--- Begin Supplied records ---
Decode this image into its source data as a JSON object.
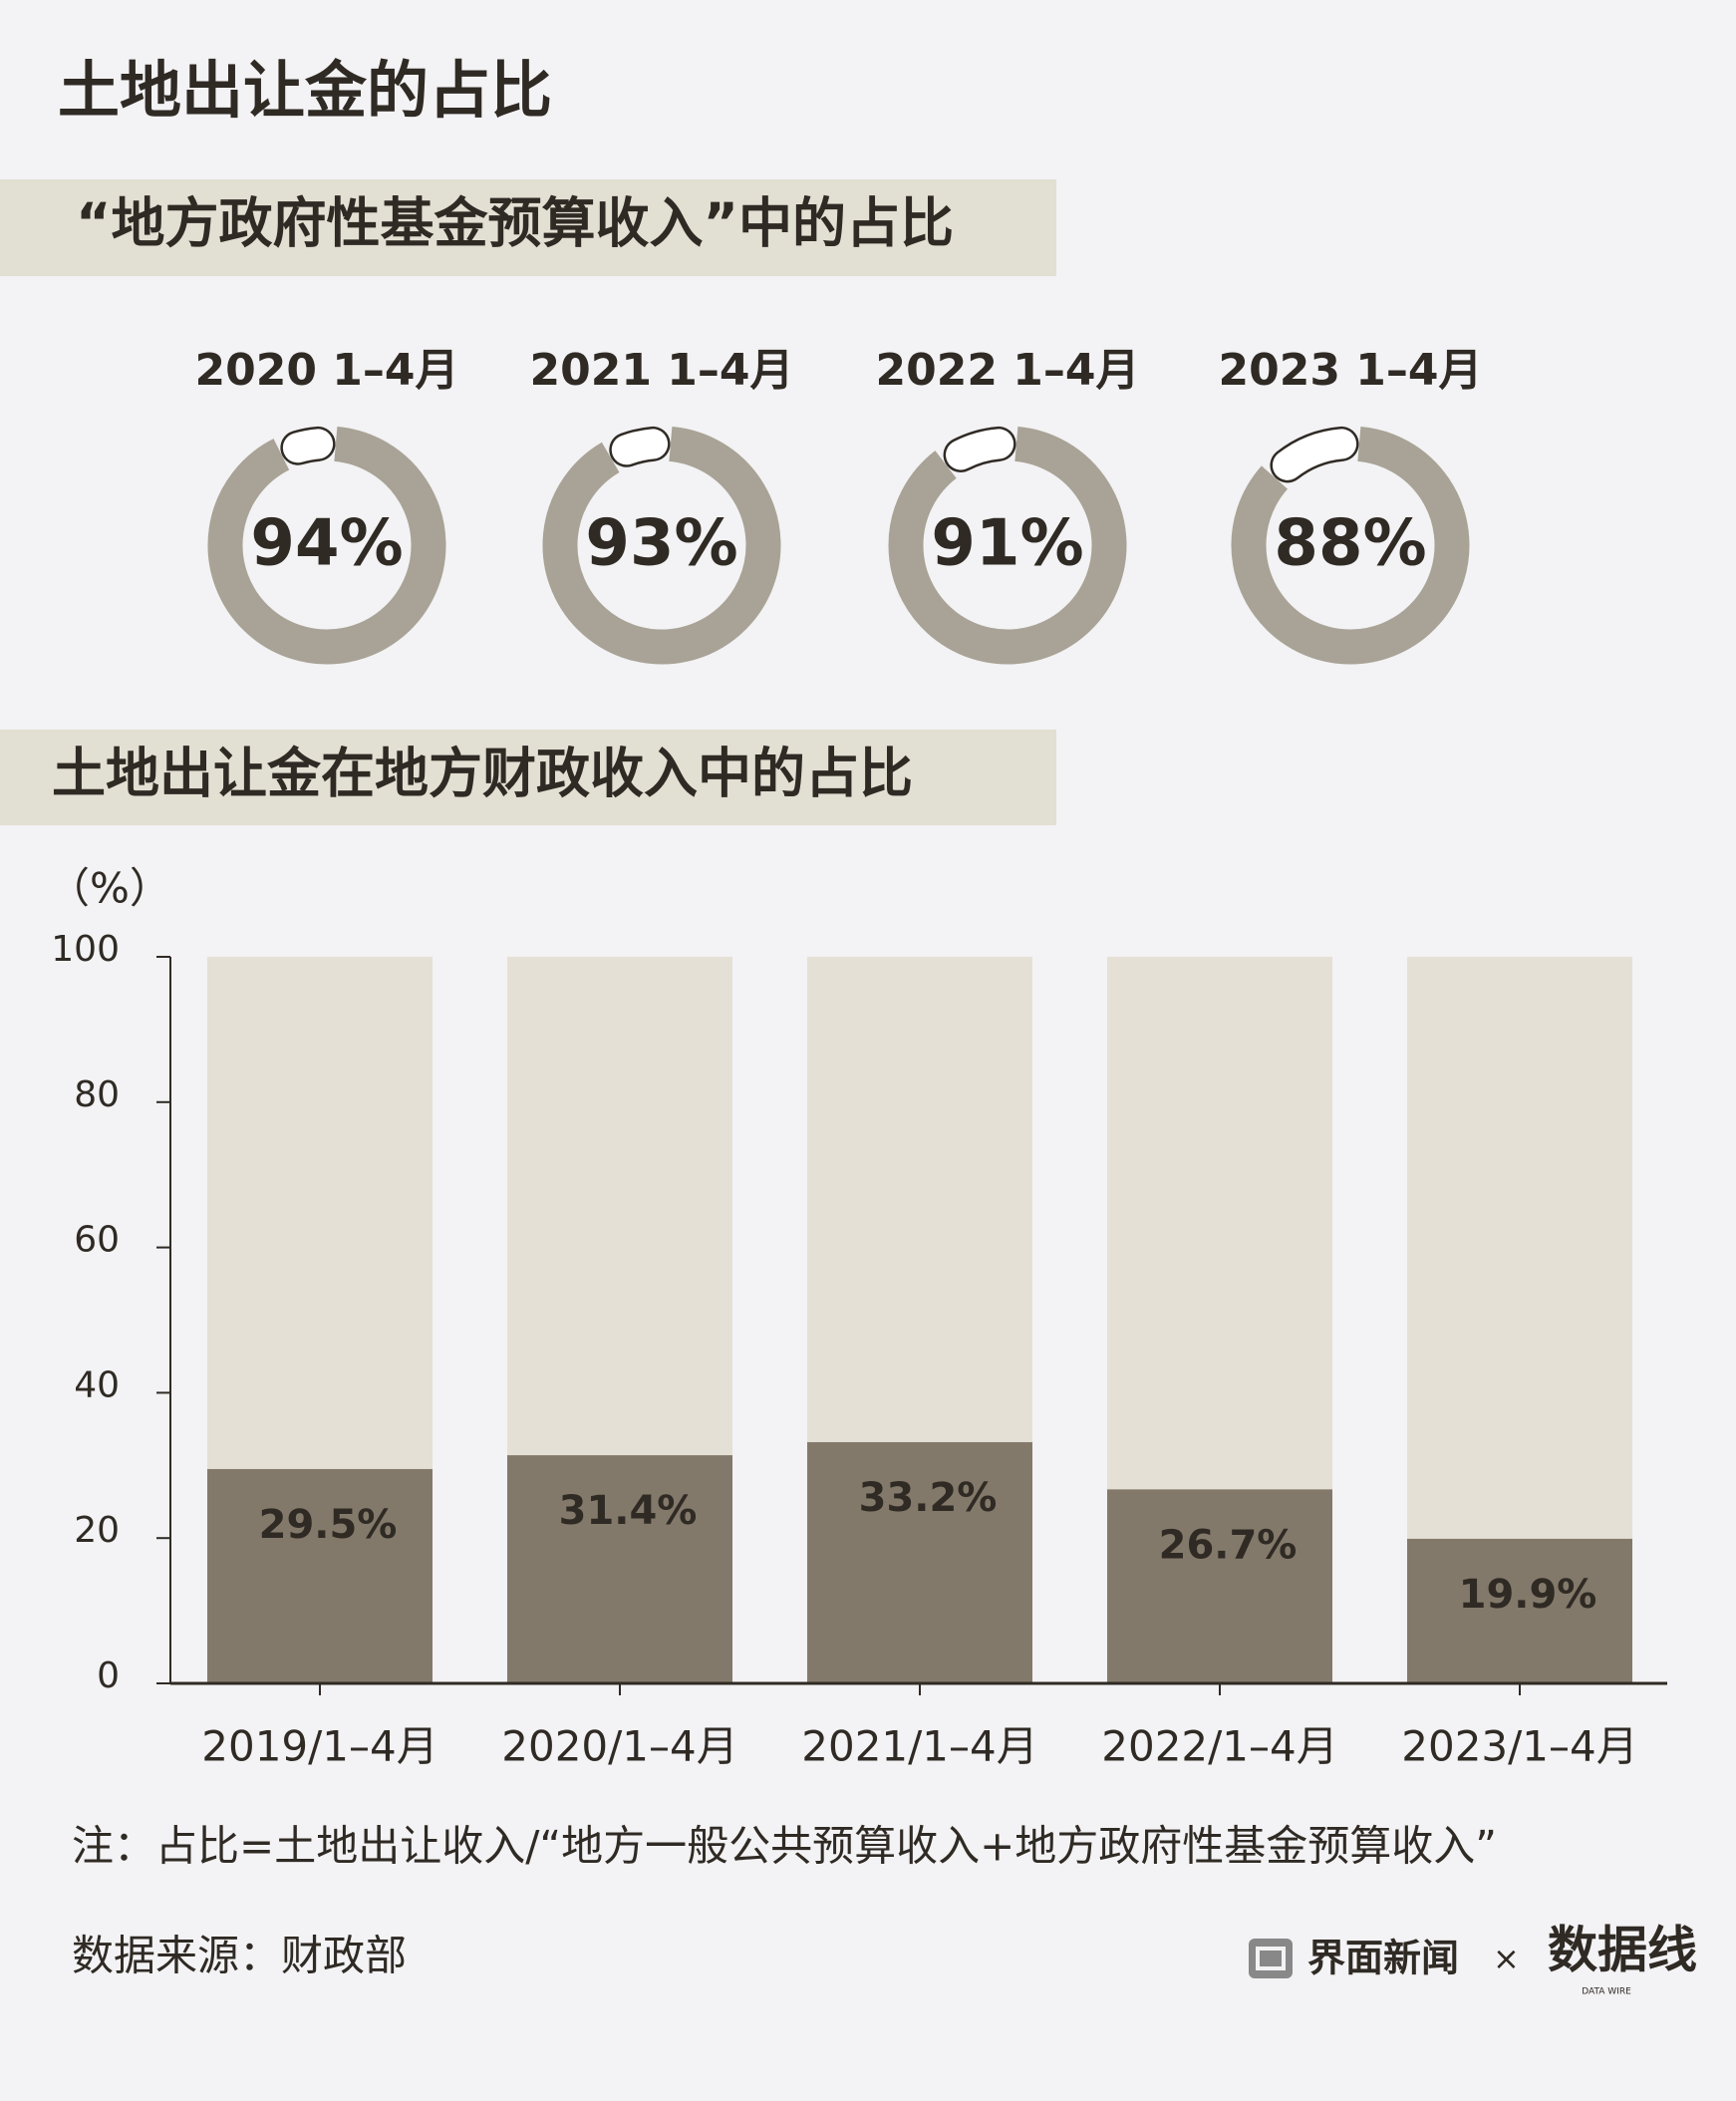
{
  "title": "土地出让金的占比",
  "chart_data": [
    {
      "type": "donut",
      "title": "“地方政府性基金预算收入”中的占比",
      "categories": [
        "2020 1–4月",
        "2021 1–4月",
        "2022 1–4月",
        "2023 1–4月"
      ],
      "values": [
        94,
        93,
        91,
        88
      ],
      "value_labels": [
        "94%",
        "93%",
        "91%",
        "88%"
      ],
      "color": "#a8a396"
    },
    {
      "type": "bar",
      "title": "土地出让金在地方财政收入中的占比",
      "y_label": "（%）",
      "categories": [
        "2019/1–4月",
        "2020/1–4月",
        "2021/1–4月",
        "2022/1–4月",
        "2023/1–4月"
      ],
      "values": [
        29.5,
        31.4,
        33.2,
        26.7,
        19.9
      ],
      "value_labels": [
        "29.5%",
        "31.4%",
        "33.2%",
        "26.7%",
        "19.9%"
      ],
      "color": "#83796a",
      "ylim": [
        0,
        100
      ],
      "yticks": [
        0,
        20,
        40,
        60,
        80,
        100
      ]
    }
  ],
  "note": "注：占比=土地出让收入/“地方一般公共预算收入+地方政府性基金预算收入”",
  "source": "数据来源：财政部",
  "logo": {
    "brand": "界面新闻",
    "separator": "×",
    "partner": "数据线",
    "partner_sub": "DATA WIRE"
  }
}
--- End Supplied records ---
Please write out all of the material above without changing a word, and omit any pictures.

Decode this image into its source data as a JSON object.
{
  "title": "土地出让金的占比",
  "chart_data": [
    {
      "type": "donut",
      "title": "“地方政府性基金预算收入”中的占比",
      "categories": [
        "2020 1–4月",
        "2021 1–4月",
        "2022 1–4月",
        "2023 1–4月"
      ],
      "values": [
        94,
        93,
        91,
        88
      ],
      "value_labels": [
        "94%",
        "93%",
        "91%",
        "88%"
      ],
      "color": "#a8a396"
    },
    {
      "type": "bar",
      "title": "土地出让金在地方财政收入中的占比",
      "y_label": "（%）",
      "categories": [
        "2019/1–4月",
        "2020/1–4月",
        "2021/1–4月",
        "2022/1–4月",
        "2023/1–4月"
      ],
      "values": [
        29.5,
        31.4,
        33.2,
        26.7,
        19.9
      ],
      "value_labels": [
        "29.5%",
        "31.4%",
        "33.2%",
        "26.7%",
        "19.9%"
      ],
      "color": "#83796a",
      "ylim": [
        0,
        100
      ],
      "yticks": [
        0,
        20,
        40,
        60,
        80,
        100
      ]
    }
  ],
  "note": "注：占比=土地出让收入/“地方一般公共预算收入+地方政府性基金预算收入”",
  "source": "数据来源：财政部",
  "logo": {
    "brand": "界面新闻",
    "separator": "×",
    "partner": "数据线",
    "partner_sub": "DATA WIRE"
  }
}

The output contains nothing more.